## Written problem
Pictures do not belong in the copy; transcribe everything else in the records exactly.

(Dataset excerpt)
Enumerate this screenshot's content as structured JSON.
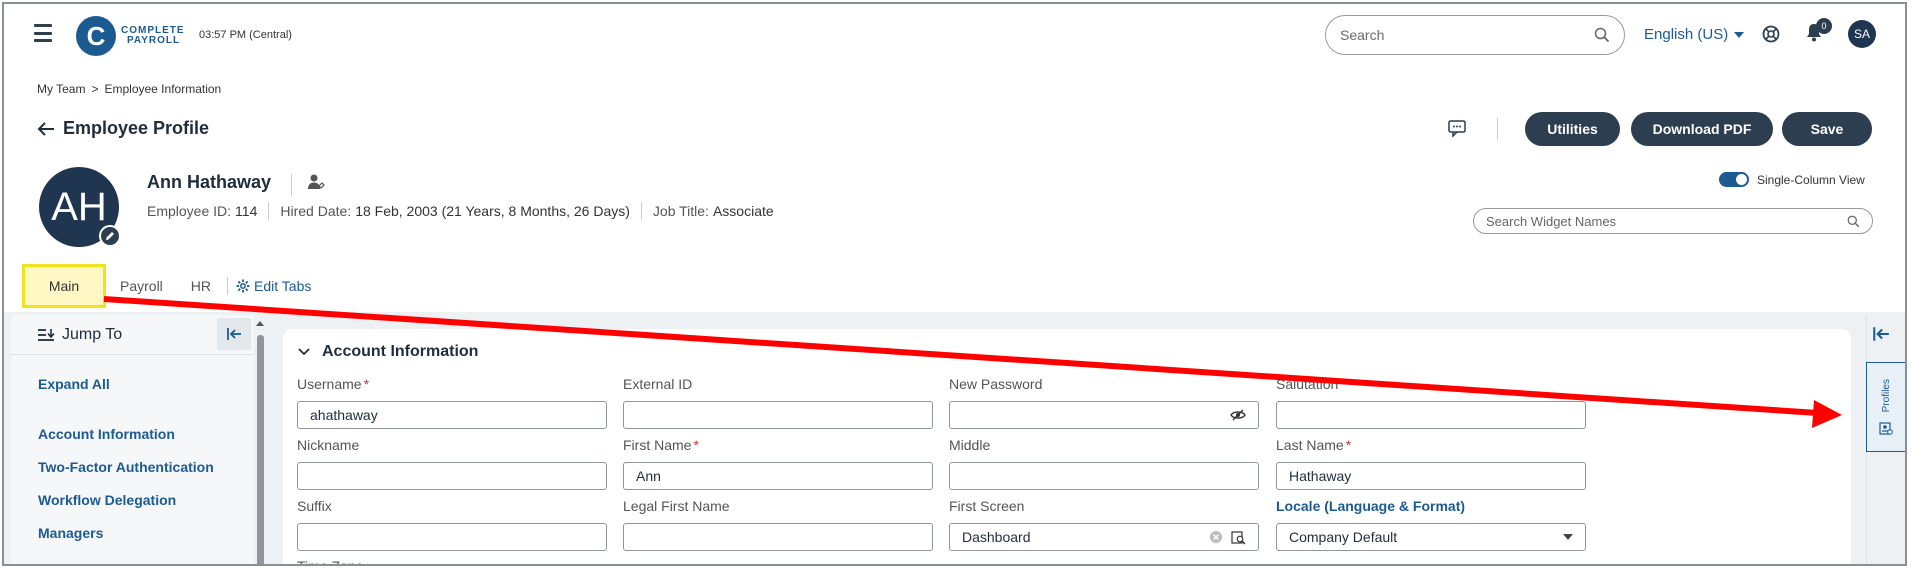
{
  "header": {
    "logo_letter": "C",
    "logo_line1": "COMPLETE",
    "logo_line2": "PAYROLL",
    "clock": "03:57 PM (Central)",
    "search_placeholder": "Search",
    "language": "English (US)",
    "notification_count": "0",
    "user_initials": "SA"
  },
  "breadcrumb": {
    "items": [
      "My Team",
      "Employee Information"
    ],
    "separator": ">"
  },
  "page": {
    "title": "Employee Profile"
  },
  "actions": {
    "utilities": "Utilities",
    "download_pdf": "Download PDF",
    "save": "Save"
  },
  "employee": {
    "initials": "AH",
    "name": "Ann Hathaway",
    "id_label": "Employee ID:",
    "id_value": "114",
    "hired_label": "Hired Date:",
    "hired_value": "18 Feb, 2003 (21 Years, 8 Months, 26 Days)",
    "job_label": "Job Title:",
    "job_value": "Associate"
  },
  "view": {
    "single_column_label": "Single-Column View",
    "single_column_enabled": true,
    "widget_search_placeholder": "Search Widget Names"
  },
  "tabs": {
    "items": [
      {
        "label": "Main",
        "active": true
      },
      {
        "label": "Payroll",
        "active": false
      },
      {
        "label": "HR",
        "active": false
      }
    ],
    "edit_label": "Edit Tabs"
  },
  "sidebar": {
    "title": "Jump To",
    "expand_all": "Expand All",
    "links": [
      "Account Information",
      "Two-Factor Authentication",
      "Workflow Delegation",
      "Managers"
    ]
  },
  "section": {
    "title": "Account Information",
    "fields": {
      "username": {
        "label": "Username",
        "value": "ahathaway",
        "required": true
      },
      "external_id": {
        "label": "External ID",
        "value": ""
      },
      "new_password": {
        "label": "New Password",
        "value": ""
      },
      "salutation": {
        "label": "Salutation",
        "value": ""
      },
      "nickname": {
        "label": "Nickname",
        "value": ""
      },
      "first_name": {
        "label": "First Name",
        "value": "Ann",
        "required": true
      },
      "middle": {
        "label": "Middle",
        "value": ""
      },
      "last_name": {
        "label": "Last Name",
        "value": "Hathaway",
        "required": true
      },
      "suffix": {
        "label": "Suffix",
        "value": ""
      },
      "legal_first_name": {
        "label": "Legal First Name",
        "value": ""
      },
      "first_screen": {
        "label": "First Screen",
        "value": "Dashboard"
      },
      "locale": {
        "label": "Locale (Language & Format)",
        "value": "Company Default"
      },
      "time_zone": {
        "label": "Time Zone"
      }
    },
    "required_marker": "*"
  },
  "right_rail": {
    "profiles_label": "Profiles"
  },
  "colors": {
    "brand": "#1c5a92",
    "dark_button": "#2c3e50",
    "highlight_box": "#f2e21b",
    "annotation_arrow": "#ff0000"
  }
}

## Solution to this problem
Enumerate this screenshot's content as structured JSON.
{
  "header": {
    "logo_letter": "C",
    "logo_line1": "COMPLETE",
    "logo_line2": "PAYROLL",
    "clock": "03:57 PM (Central)",
    "search_placeholder": "Search",
    "language": "English (US)",
    "notification_count": "0",
    "user_initials": "SA"
  },
  "breadcrumb": {
    "items": [
      "My Team",
      "Employee Information"
    ],
    "separator": ">"
  },
  "page": {
    "title": "Employee Profile"
  },
  "actions": {
    "utilities": "Utilities",
    "download_pdf": "Download PDF",
    "save": "Save"
  },
  "employee": {
    "initials": "AH",
    "name": "Ann Hathaway",
    "id_label": "Employee ID:",
    "id_value": "114",
    "hired_label": "Hired Date:",
    "hired_value": "18 Feb, 2003 (21 Years, 8 Months, 26 Days)",
    "job_label": "Job Title:",
    "job_value": "Associate"
  },
  "view": {
    "single_column_label": "Single-Column View",
    "single_column_enabled": true,
    "widget_search_placeholder": "Search Widget Names"
  },
  "tabs": {
    "items": [
      {
        "label": "Main",
        "active": true
      },
      {
        "label": "Payroll",
        "active": false
      },
      {
        "label": "HR",
        "active": false
      }
    ],
    "edit_label": "Edit Tabs"
  },
  "sidebar": {
    "title": "Jump To",
    "expand_all": "Expand All",
    "links": [
      "Account Information",
      "Two-Factor Authentication",
      "Workflow Delegation",
      "Managers"
    ]
  },
  "section": {
    "title": "Account Information",
    "fields": {
      "username": {
        "label": "Username",
        "value": "ahathaway",
        "required": true
      },
      "external_id": {
        "label": "External ID",
        "value": ""
      },
      "new_password": {
        "label": "New Password",
        "value": ""
      },
      "salutation": {
        "label": "Salutation",
        "value": ""
      },
      "nickname": {
        "label": "Nickname",
        "value": ""
      },
      "first_name": {
        "label": "First Name",
        "value": "Ann",
        "required": true
      },
      "middle": {
        "label": "Middle",
        "value": ""
      },
      "last_name": {
        "label": "Last Name",
        "value": "Hathaway",
        "required": true
      },
      "suffix": {
        "label": "Suffix",
        "value": ""
      },
      "legal_first_name": {
        "label": "Legal First Name",
        "value": ""
      },
      "first_screen": {
        "label": "First Screen",
        "value": "Dashboard"
      },
      "locale": {
        "label": "Locale (Language & Format)",
        "value": "Company Default"
      },
      "time_zone": {
        "label": "Time Zone"
      }
    },
    "required_marker": "*"
  },
  "right_rail": {
    "profiles_label": "Profiles"
  },
  "colors": {
    "brand": "#1c5a92",
    "dark_button": "#2c3e50",
    "highlight_box": "#f2e21b",
    "annotation_arrow": "#ff0000"
  }
}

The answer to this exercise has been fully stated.